━━━━━ Raw data ━━━━━

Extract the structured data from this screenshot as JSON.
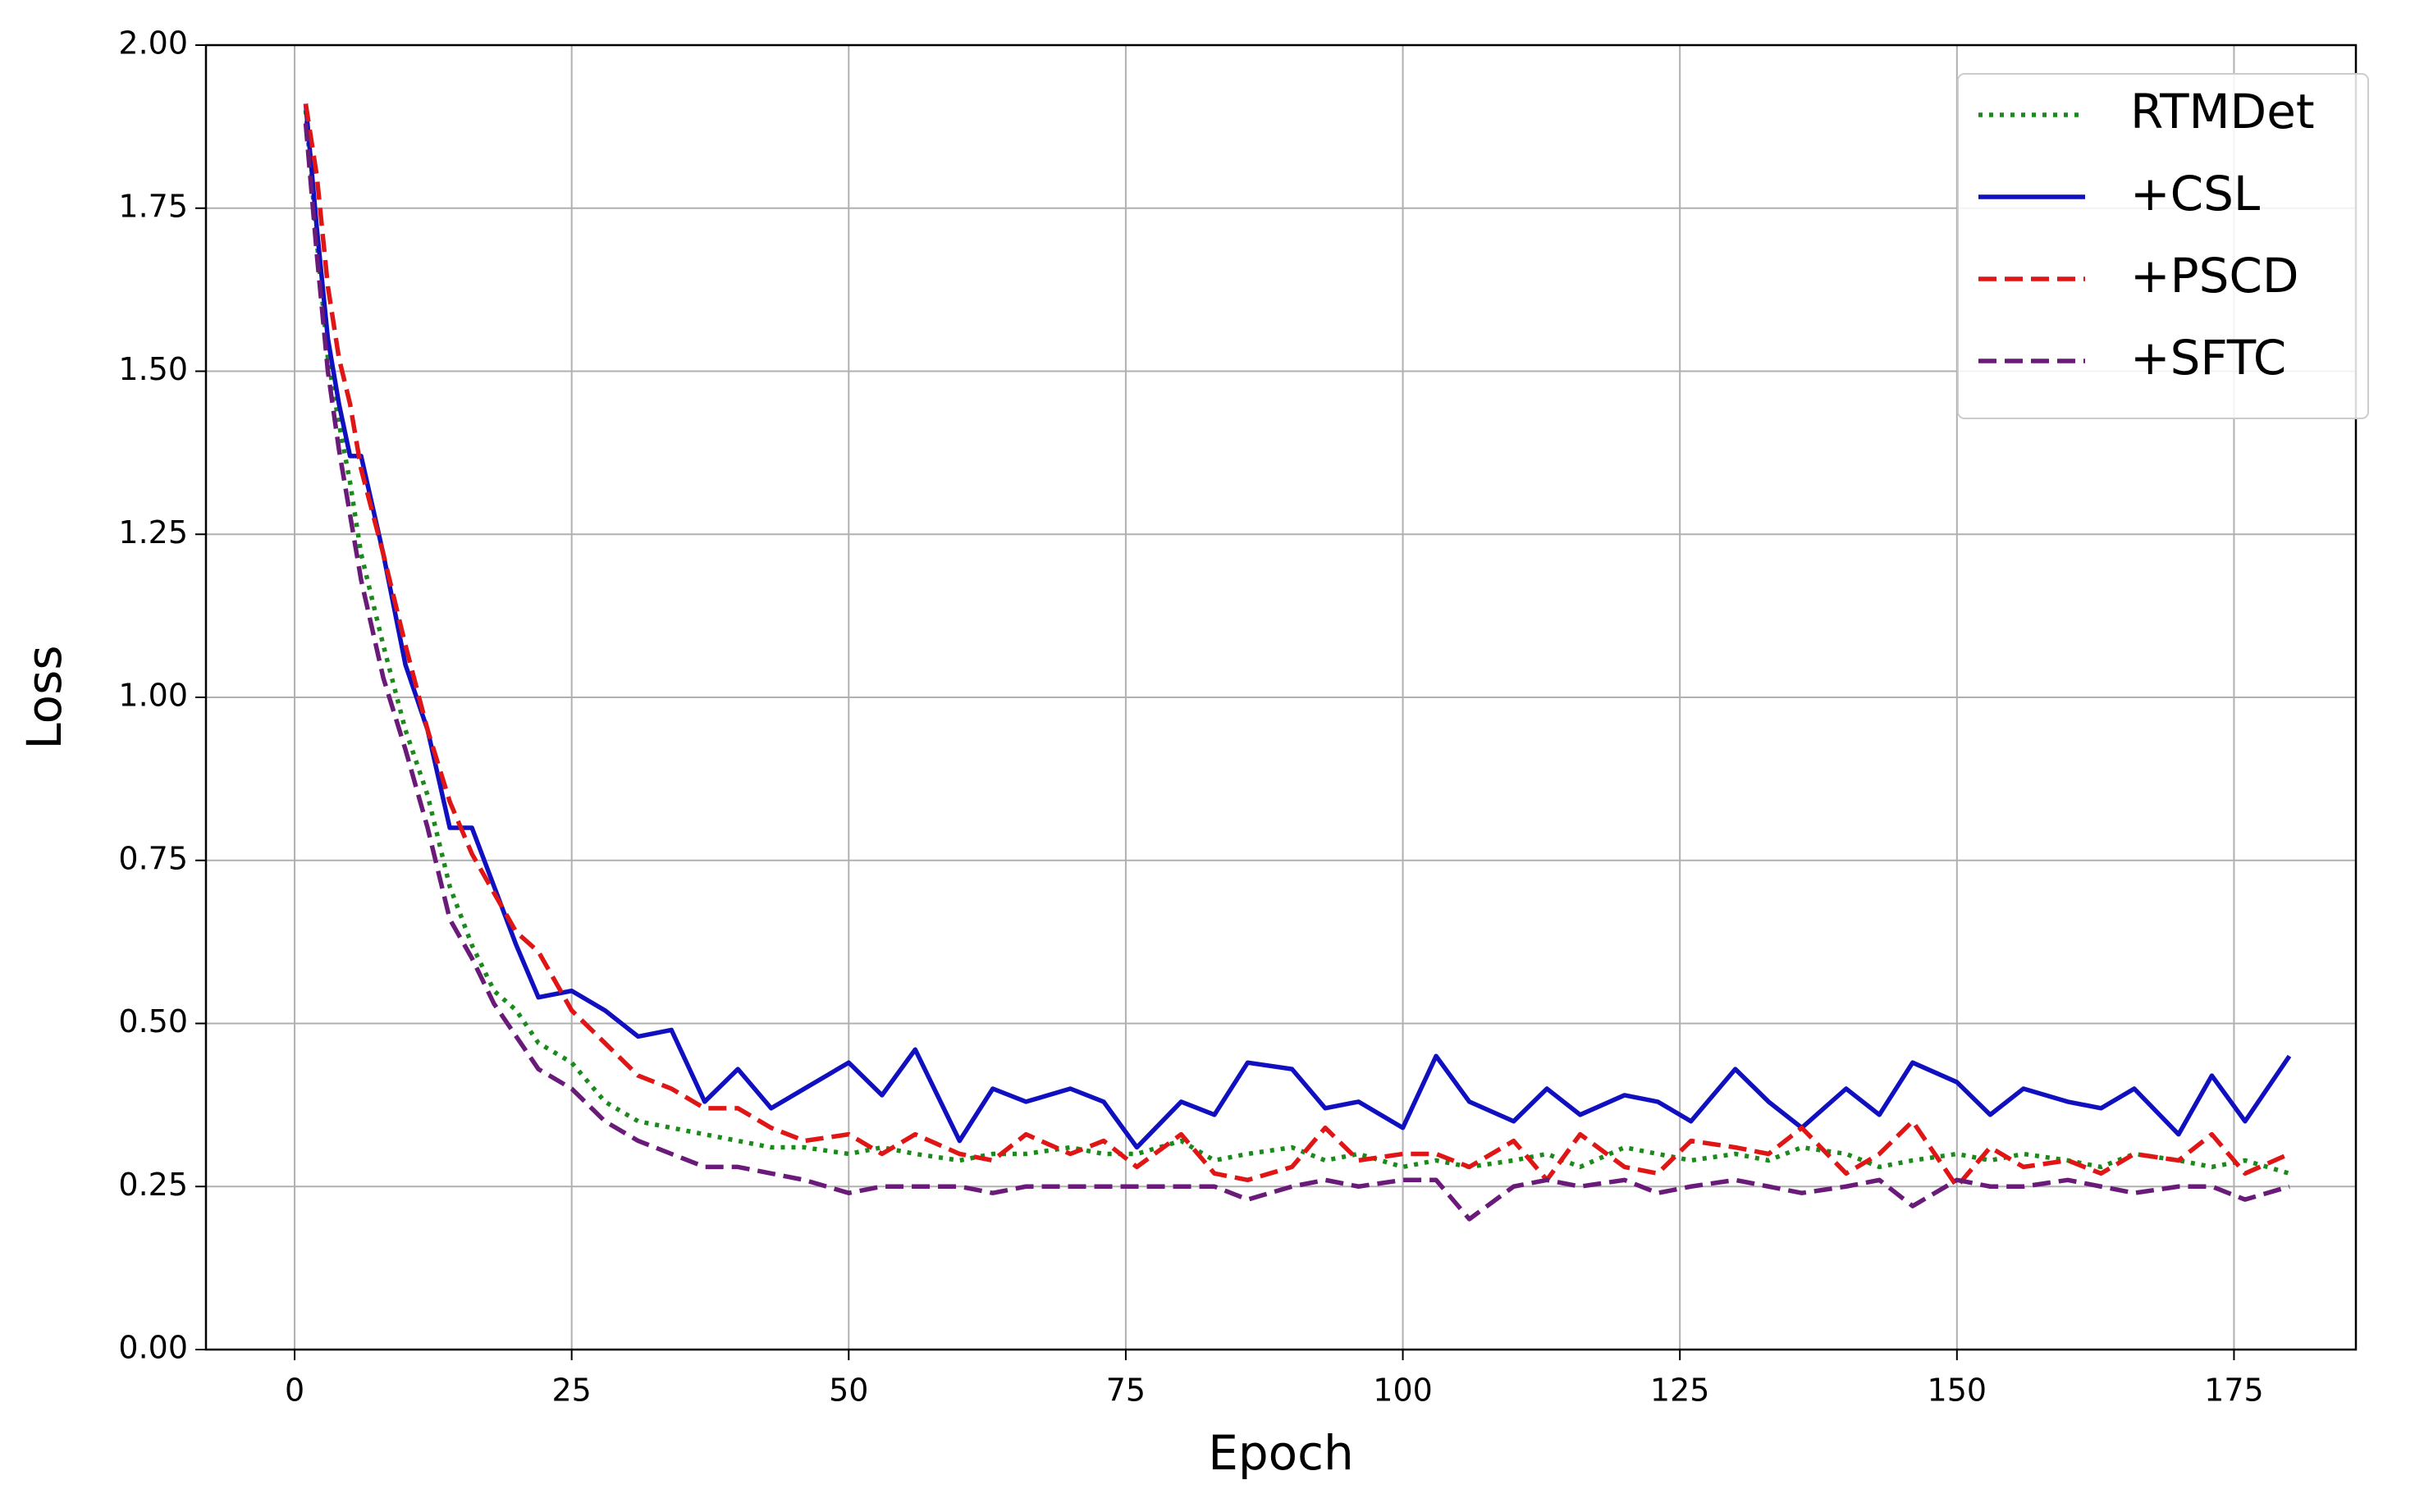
{
  "chart_data": {
    "type": "line",
    "xlabel": "Epoch",
    "ylabel": "Loss",
    "x": [
      1,
      2,
      3,
      4,
      5,
      6,
      8,
      10,
      12,
      14,
      16,
      18,
      20,
      22,
      25,
      28,
      31,
      34,
      37,
      40,
      43,
      46,
      50,
      53,
      56,
      60,
      63,
      66,
      70,
      73,
      76,
      80,
      83,
      86,
      90,
      93,
      96,
      100,
      103,
      106,
      110,
      113,
      116,
      120,
      123,
      126,
      130,
      133,
      136,
      140,
      143,
      146,
      150,
      153,
      156,
      160,
      163,
      166,
      170,
      173,
      176,
      180
    ],
    "series": [
      {
        "name": "RTMDet",
        "color": "#1a8a1a",
        "style": "dotted",
        "values": [
          1.9,
          1.7,
          1.52,
          1.42,
          1.33,
          1.22,
          1.08,
          0.95,
          0.85,
          0.71,
          0.62,
          0.55,
          0.52,
          0.47,
          0.44,
          0.38,
          0.35,
          0.34,
          0.33,
          0.32,
          0.31,
          0.31,
          0.3,
          0.31,
          0.3,
          0.29,
          0.3,
          0.3,
          0.31,
          0.3,
          0.3,
          0.32,
          0.29,
          0.3,
          0.31,
          0.29,
          0.3,
          0.28,
          0.29,
          0.28,
          0.29,
          0.3,
          0.28,
          0.31,
          0.3,
          0.29,
          0.3,
          0.29,
          0.31,
          0.3,
          0.28,
          0.29,
          0.3,
          0.29,
          0.3,
          0.29,
          0.28,
          0.3,
          0.29,
          0.28,
          0.29,
          0.27
        ]
      },
      {
        "name": "+CSL",
        "color": "#1010c0",
        "style": "solid",
        "values": [
          1.91,
          1.72,
          1.55,
          1.45,
          1.37,
          1.37,
          1.22,
          1.05,
          0.95,
          0.8,
          0.8,
          0.71,
          0.62,
          0.54,
          0.55,
          0.52,
          0.48,
          0.49,
          0.38,
          0.43,
          0.37,
          0.4,
          0.44,
          0.39,
          0.46,
          0.32,
          0.4,
          0.38,
          0.4,
          0.38,
          0.31,
          0.38,
          0.36,
          0.44,
          0.43,
          0.37,
          0.38,
          0.34,
          0.45,
          0.38,
          0.35,
          0.4,
          0.36,
          0.39,
          0.38,
          0.35,
          0.43,
          0.38,
          0.34,
          0.4,
          0.36,
          0.44,
          0.41,
          0.36,
          0.4,
          0.38,
          0.37,
          0.4,
          0.33,
          0.42,
          0.35,
          0.45
        ]
      },
      {
        "name": "+PSCD",
        "color": "#e01515",
        "style": "dashed",
        "values": [
          1.91,
          1.8,
          1.63,
          1.52,
          1.45,
          1.35,
          1.22,
          1.08,
          0.95,
          0.84,
          0.76,
          0.7,
          0.64,
          0.61,
          0.52,
          0.47,
          0.42,
          0.4,
          0.37,
          0.37,
          0.34,
          0.32,
          0.33,
          0.3,
          0.33,
          0.3,
          0.29,
          0.33,
          0.3,
          0.32,
          0.28,
          0.33,
          0.27,
          0.26,
          0.28,
          0.34,
          0.29,
          0.3,
          0.3,
          0.28,
          0.32,
          0.26,
          0.33,
          0.28,
          0.27,
          0.32,
          0.31,
          0.3,
          0.34,
          0.27,
          0.3,
          0.35,
          0.25,
          0.31,
          0.28,
          0.29,
          0.27,
          0.3,
          0.29,
          0.33,
          0.27,
          0.3
        ]
      },
      {
        "name": "+SFTC",
        "color": "#6a1a78",
        "style": "dashed",
        "values": [
          1.88,
          1.68,
          1.5,
          1.38,
          1.28,
          1.18,
          1.03,
          0.92,
          0.8,
          0.66,
          0.6,
          0.53,
          0.48,
          0.43,
          0.4,
          0.35,
          0.32,
          0.3,
          0.28,
          0.28,
          0.27,
          0.26,
          0.24,
          0.25,
          0.25,
          0.25,
          0.24,
          0.25,
          0.25,
          0.25,
          0.25,
          0.25,
          0.25,
          0.23,
          0.25,
          0.26,
          0.25,
          0.26,
          0.26,
          0.2,
          0.25,
          0.26,
          0.25,
          0.26,
          0.24,
          0.25,
          0.26,
          0.25,
          0.24,
          0.25,
          0.26,
          0.22,
          0.26,
          0.25,
          0.25,
          0.26,
          0.25,
          0.24,
          0.25,
          0.25,
          0.23,
          0.25
        ]
      }
    ],
    "xlim": [
      -8,
      186
    ],
    "ylim": [
      0,
      2
    ],
    "xticks": [
      0,
      25,
      50,
      75,
      100,
      125,
      150,
      175
    ],
    "yticks": [
      {
        "value": 0,
        "label": "0.00"
      },
      0.25,
      {
        "value": 0.5,
        "label": "0.50"
      },
      0.75,
      {
        "value": 1,
        "label": "1.00"
      },
      1.25,
      {
        "value": 1.5,
        "label": "1.50"
      },
      1.75,
      {
        "value": 2,
        "label": "2.00"
      }
    ],
    "grid": true,
    "legend": "upper right"
  }
}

━━━━━

→ **Work to do**: Copy the material shown above in full and exactly. Skip the pictures.

→ **Finished task**:
Extract the structured data from this screenshot as JSON.
{
  "chart_data": {
    "type": "line",
    "xlabel": "Epoch",
    "ylabel": "Loss",
    "x": [
      1,
      2,
      3,
      4,
      5,
      6,
      8,
      10,
      12,
      14,
      16,
      18,
      20,
      22,
      25,
      28,
      31,
      34,
      37,
      40,
      43,
      46,
      50,
      53,
      56,
      60,
      63,
      66,
      70,
      73,
      76,
      80,
      83,
      86,
      90,
      93,
      96,
      100,
      103,
      106,
      110,
      113,
      116,
      120,
      123,
      126,
      130,
      133,
      136,
      140,
      143,
      146,
      150,
      153,
      156,
      160,
      163,
      166,
      170,
      173,
      176,
      180
    ],
    "series": [
      {
        "name": "RTMDet",
        "color": "#1a8a1a",
        "style": "dotted",
        "values": [
          1.9,
          1.7,
          1.52,
          1.42,
          1.33,
          1.22,
          1.08,
          0.95,
          0.85,
          0.71,
          0.62,
          0.55,
          0.52,
          0.47,
          0.44,
          0.38,
          0.35,
          0.34,
          0.33,
          0.32,
          0.31,
          0.31,
          0.3,
          0.31,
          0.3,
          0.29,
          0.3,
          0.3,
          0.31,
          0.3,
          0.3,
          0.32,
          0.29,
          0.3,
          0.31,
          0.29,
          0.3,
          0.28,
          0.29,
          0.28,
          0.29,
          0.3,
          0.28,
          0.31,
          0.3,
          0.29,
          0.3,
          0.29,
          0.31,
          0.3,
          0.28,
          0.29,
          0.3,
          0.29,
          0.3,
          0.29,
          0.28,
          0.3,
          0.29,
          0.28,
          0.29,
          0.27
        ]
      },
      {
        "name": "+CSL",
        "color": "#1010c0",
        "style": "solid",
        "values": [
          1.91,
          1.72,
          1.55,
          1.45,
          1.37,
          1.37,
          1.22,
          1.05,
          0.95,
          0.8,
          0.8,
          0.71,
          0.62,
          0.54,
          0.55,
          0.52,
          0.48,
          0.49,
          0.38,
          0.43,
          0.37,
          0.4,
          0.44,
          0.39,
          0.46,
          0.32,
          0.4,
          0.38,
          0.4,
          0.38,
          0.31,
          0.38,
          0.36,
          0.44,
          0.43,
          0.37,
          0.38,
          0.34,
          0.45,
          0.38,
          0.35,
          0.4,
          0.36,
          0.39,
          0.38,
          0.35,
          0.43,
          0.38,
          0.34,
          0.4,
          0.36,
          0.44,
          0.41,
          0.36,
          0.4,
          0.38,
          0.37,
          0.4,
          0.33,
          0.42,
          0.35,
          0.45
        ]
      },
      {
        "name": "+PSCD",
        "color": "#e01515",
        "style": "dashed",
        "values": [
          1.91,
          1.8,
          1.63,
          1.52,
          1.45,
          1.35,
          1.22,
          1.08,
          0.95,
          0.84,
          0.76,
          0.7,
          0.64,
          0.61,
          0.52,
          0.47,
          0.42,
          0.4,
          0.37,
          0.37,
          0.34,
          0.32,
          0.33,
          0.3,
          0.33,
          0.3,
          0.29,
          0.33,
          0.3,
          0.32,
          0.28,
          0.33,
          0.27,
          0.26,
          0.28,
          0.34,
          0.29,
          0.3,
          0.3,
          0.28,
          0.32,
          0.26,
          0.33,
          0.28,
          0.27,
          0.32,
          0.31,
          0.3,
          0.34,
          0.27,
          0.3,
          0.35,
          0.25,
          0.31,
          0.28,
          0.29,
          0.27,
          0.3,
          0.29,
          0.33,
          0.27,
          0.3
        ]
      },
      {
        "name": "+SFTC",
        "color": "#6a1a78",
        "style": "dashed",
        "values": [
          1.88,
          1.68,
          1.5,
          1.38,
          1.28,
          1.18,
          1.03,
          0.92,
          0.8,
          0.66,
          0.6,
          0.53,
          0.48,
          0.43,
          0.4,
          0.35,
          0.32,
          0.3,
          0.28,
          0.28,
          0.27,
          0.26,
          0.24,
          0.25,
          0.25,
          0.25,
          0.24,
          0.25,
          0.25,
          0.25,
          0.25,
          0.25,
          0.25,
          0.23,
          0.25,
          0.26,
          0.25,
          0.26,
          0.26,
          0.2,
          0.25,
          0.26,
          0.25,
          0.26,
          0.24,
          0.25,
          0.26,
          0.25,
          0.24,
          0.25,
          0.26,
          0.22,
          0.26,
          0.25,
          0.25,
          0.26,
          0.25,
          0.24,
          0.25,
          0.25,
          0.23,
          0.25
        ]
      }
    ],
    "xlim": [
      -8,
      186
    ],
    "ylim": [
      0,
      2
    ],
    "xticks": [
      0,
      25,
      50,
      75,
      100,
      125,
      150,
      175
    ],
    "yticks": [
      {
        "value": 0,
        "label": "0.00"
      },
      0.25,
      {
        "value": 0.5,
        "label": "0.50"
      },
      0.75,
      {
        "value": 1,
        "label": "1.00"
      },
      1.25,
      {
        "value": 1.5,
        "label": "1.50"
      },
      1.75,
      {
        "value": 2,
        "label": "2.00"
      }
    ],
    "grid": true,
    "legend": "upper right"
  }
}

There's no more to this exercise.